**GOAL:** Repeat the lines of the material below exactly, starting with the line that contains "series-lines: [138, 48, 564, 342]" and going on through the line that contains "x-tick-label: 500: [551, 358, 575, 374]".

** Start of DATASET **

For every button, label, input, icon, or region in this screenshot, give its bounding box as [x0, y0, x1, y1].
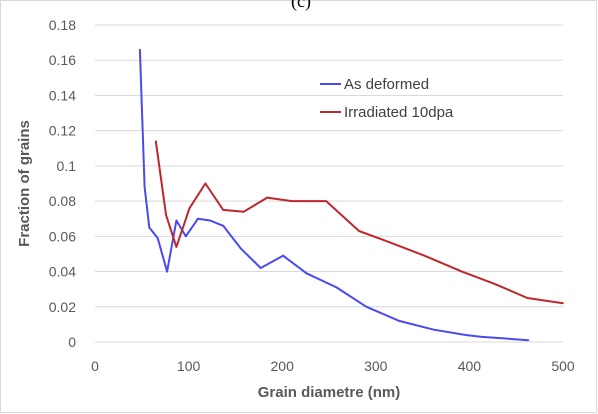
series-lines: [138, 48, 564, 342]
data-point: [266, 196, 269, 199]
data-point: [242, 210, 245, 213]
data-point: [166, 270, 168, 273]
data-point: [184, 235, 187, 238]
data-point: [240, 247, 242, 250]
y-tick-label: 0.02: [49, 299, 76, 315]
data-point: [175, 219, 178, 222]
data-point: [222, 224, 225, 227]
data-point: [423, 254, 426, 257]
x-tick-label: 500: [551, 358, 575, 374]
legend-label: As deformed: [344, 76, 429, 93]
y-tick-label: 0.18: [49, 17, 76, 33]
data-point: [165, 214, 168, 217]
data-point: [335, 286, 338, 289]
data-point: [527, 339, 530, 342]
y-tick-label: 0.1: [57, 158, 77, 174]
data-point: [222, 209, 225, 211]
data-point: [282, 254, 285, 257]
x-tick-labels: 0 100 200 300 400 500: [91, 358, 575, 374]
data-point: [562, 302, 564, 305]
data-point: [204, 182, 207, 185]
data-point: [139, 48, 141, 51]
data-point: [526, 297, 529, 299]
data-point: [464, 334, 467, 336]
data-point: [398, 319, 401, 322]
data-point: [391, 242, 394, 245]
data-point: [259, 267, 262, 269]
data-point: [290, 200, 293, 203]
data-point: [432, 328, 435, 331]
figure-label: (c): [291, 0, 311, 11]
x-tick-label: 100: [177, 358, 201, 374]
data-point: [493, 282, 496, 285]
y-tick-label: 0.06: [49, 228, 76, 244]
data-point: [479, 335, 482, 338]
y-tick-label: 0: [68, 334, 76, 350]
y-tick-label: 0.12: [49, 123, 76, 139]
legend: As deformed Irradiated 10dpa: [320, 76, 454, 121]
y-tick-label: 0.04: [49, 264, 76, 280]
data-point: [197, 217, 199, 220]
x-tick-label: 400: [458, 358, 482, 374]
legend-label: Irradiated 10dpa: [344, 104, 454, 121]
x-axis-title: Grain diametre (nm): [258, 384, 401, 401]
y-axis-title: Fraction of grains: [16, 120, 33, 247]
data-point: [188, 207, 191, 210]
data-point: [209, 219, 212, 222]
data-point: [143, 186, 146, 188]
y-tick-label: 0.14: [49, 87, 76, 103]
data-point: [461, 270, 463, 273]
data-point: [365, 305, 368, 308]
x-tick-label: 300: [364, 358, 388, 374]
data-point: [154, 140, 157, 143]
data-point: [175, 246, 178, 248]
x-tick-label: 0: [91, 358, 99, 374]
x-tick-label: 200: [271, 358, 295, 374]
y-tick-label: 0.08: [49, 193, 76, 209]
data-point: [148, 226, 151, 229]
data-point: [358, 230, 360, 232]
data-point: [305, 272, 308, 275]
data-point: [156, 237, 159, 239]
gridlines: [95, 24, 563, 343]
y-tick-label: 0.16: [49, 52, 76, 68]
data-point: [325, 200, 328, 203]
y-tick-labels: 0 0.02 0.04 0.06 0.08 0.1 0.12 0.14 0.16 0.18: [49, 17, 76, 350]
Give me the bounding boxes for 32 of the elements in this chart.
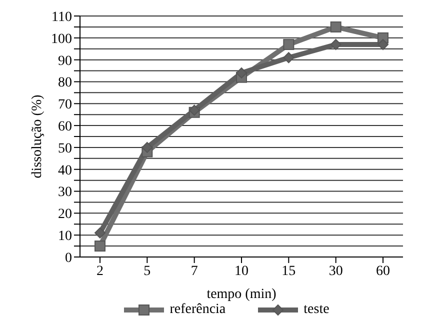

** End of DATASET **

**COMPLETED EXERCISE:**
series-lines: [138, 48, 564, 342]
data-point: [266, 196, 269, 199]
data-point: [242, 210, 245, 213]
data-point: [166, 270, 168, 273]
data-point: [184, 235, 187, 238]
data-point: [240, 247, 242, 250]
y-tick-label: 0.02: [49, 299, 76, 315]
data-point: [175, 219, 178, 222]
data-point: [222, 224, 225, 227]
data-point: [423, 254, 426, 257]
x-tick-label: 500: [551, 358, 575, 374]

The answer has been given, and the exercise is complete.